** Start of GIVEN PASSAGE **

Louis W. Pauly FRSC is the J. Stefan Dupré Distinguished Professor of Political Economy in the Department of Political Science of the University of Toronto, where he has held the Canada Research Chair in Globalization and Governance and served as Department Chair, Director of the Centre for International Studies, and Interim Director of the Centre for the Study of Global Japan in the Munk School of Global Affairs and Public Policy.  He is a Fellow of the Royal Society of Canada.

Biography
Pauly is a graduate of Cornell University, the London School of Economics, New York University, and Fordham University. He has held management positions in the Royal Bank of Canada and served on the staff of the International Monetary Fund. He is a former editor of the journal International Organization.

Publications
His publications include various books and co-edited volumes, including:
"Power in a Complex Global System" (2014)

** End of GIVEN PASSAGE **
** Start of MATERIAL FOR THIS TASK **

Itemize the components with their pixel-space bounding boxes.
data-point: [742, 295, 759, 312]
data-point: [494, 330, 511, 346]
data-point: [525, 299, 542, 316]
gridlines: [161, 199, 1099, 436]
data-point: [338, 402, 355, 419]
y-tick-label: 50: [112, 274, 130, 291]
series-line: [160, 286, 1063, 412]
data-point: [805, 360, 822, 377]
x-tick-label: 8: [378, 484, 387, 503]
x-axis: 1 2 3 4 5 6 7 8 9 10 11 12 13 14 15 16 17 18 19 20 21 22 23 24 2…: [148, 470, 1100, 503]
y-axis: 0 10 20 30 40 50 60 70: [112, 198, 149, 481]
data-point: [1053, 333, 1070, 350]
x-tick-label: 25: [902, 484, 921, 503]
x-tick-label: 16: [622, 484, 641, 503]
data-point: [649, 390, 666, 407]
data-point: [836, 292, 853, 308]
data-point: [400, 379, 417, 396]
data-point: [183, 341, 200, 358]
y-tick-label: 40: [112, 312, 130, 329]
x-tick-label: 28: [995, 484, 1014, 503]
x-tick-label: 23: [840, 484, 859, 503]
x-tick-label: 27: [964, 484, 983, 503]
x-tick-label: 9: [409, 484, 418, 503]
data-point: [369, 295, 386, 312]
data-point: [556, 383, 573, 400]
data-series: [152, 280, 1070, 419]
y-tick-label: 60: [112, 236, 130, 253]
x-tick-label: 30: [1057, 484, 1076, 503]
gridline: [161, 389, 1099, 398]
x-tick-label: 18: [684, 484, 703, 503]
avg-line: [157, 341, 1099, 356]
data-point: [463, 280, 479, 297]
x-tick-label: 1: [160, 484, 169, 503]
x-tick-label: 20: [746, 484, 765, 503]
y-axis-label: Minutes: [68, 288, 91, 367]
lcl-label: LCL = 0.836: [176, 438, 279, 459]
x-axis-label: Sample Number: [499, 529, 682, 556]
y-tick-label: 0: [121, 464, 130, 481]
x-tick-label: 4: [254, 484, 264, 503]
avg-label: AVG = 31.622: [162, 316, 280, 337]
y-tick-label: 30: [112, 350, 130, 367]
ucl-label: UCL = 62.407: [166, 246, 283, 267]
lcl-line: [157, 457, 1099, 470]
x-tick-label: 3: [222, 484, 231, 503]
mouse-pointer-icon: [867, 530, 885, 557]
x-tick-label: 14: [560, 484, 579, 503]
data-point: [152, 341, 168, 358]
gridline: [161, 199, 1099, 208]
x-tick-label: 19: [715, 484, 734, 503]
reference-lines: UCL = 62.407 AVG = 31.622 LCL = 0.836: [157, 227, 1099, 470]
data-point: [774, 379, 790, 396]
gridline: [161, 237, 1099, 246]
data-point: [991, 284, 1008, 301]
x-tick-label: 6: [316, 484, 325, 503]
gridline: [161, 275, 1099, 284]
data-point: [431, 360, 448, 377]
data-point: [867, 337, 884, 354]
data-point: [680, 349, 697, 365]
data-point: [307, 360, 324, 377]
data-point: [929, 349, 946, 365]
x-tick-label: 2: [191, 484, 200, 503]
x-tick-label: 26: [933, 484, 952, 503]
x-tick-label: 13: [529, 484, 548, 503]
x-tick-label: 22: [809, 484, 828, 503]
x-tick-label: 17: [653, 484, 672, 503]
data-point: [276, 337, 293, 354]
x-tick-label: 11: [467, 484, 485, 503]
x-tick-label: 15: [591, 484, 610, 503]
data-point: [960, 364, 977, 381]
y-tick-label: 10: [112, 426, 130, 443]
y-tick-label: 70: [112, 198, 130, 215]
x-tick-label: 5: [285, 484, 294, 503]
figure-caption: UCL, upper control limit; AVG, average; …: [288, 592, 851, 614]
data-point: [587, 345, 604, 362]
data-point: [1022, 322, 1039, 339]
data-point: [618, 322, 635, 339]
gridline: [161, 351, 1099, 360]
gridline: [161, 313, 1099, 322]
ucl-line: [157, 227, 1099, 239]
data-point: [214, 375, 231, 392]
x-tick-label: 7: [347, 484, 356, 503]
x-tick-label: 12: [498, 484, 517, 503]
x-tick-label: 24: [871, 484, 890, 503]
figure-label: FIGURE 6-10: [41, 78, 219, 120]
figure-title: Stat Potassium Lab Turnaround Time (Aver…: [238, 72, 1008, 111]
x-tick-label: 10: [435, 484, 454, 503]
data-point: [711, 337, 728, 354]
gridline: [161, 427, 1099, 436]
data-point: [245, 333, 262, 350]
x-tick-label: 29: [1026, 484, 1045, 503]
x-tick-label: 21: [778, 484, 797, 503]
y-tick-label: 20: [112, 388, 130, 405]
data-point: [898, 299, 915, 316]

** End of MATERIAL FOR THIS TASK **

* [EXERCISES]
(1) Print the stretch of the records from their start through the line containing "data-point: [183, 341, 200, 358]", including both ends.
(2) Extend the passage on Louis W. Pauly from where it stops.
The passage on Louis W. Pauly has no connection to the records.

* [RESPONSES FOR EACH TASK]
(1)
Itemize the components with their pixel-space bounding boxes.
data-point: [742, 295, 759, 312]
data-point: [494, 330, 511, 346]
data-point: [525, 299, 542, 316]
gridlines: [161, 199, 1099, 436]
data-point: [338, 402, 355, 419]
y-tick-label: 50: [112, 274, 130, 291]
series-line: [160, 286, 1063, 412]
data-point: [805, 360, 822, 377]
x-tick-label: 8: [378, 484, 387, 503]
x-axis: 1 2 3 4 5 6 7 8 9 10 11 12 13 14 15 16 17 18 19 20 21 22 23 24 2…: [148, 470, 1100, 503]
y-axis: 0 10 20 30 40 50 60 70: [112, 198, 149, 481]
data-point: [1053, 333, 1070, 350]
x-tick-label: 25: [902, 484, 921, 503]
x-tick-label: 16: [622, 484, 641, 503]
data-point: [649, 390, 666, 407]
data-point: [836, 292, 853, 308]
data-point: [400, 379, 417, 396]
data-point: [183, 341, 200, 358]

(2)
"Global Ordering: Institutions and Autonomy in a Changing World" (2009) 
Global Liberalism and Political Order:  Toward a New Grand Compromise? (2007) 
Complex Sovereignty:  Reconstituting Political Authority in the Twenty-First Century (2005) 
Governing the World's Money (2002) 
Democracy beyond the State? The European Dilemma and the Emerging Global Order (2000) 
The Myth of the Global Corporation (1998) 
Who Elected the Bankers? Surveillance and Control in the World Economy (1997) 
Choosing to Cooperate: How States Avoid Loss (1993) 
Opening Financial Markets: Banking Politics on the Pacific Rim (1988)

References

Alumni of the London School of Economics
Cornell University alumni
Canadian economists
New York University alumni
Fordham University alumni
Living people
Academic staff of the University of Toronto
Year of birth missing (living people)
Place of birth missing (living people)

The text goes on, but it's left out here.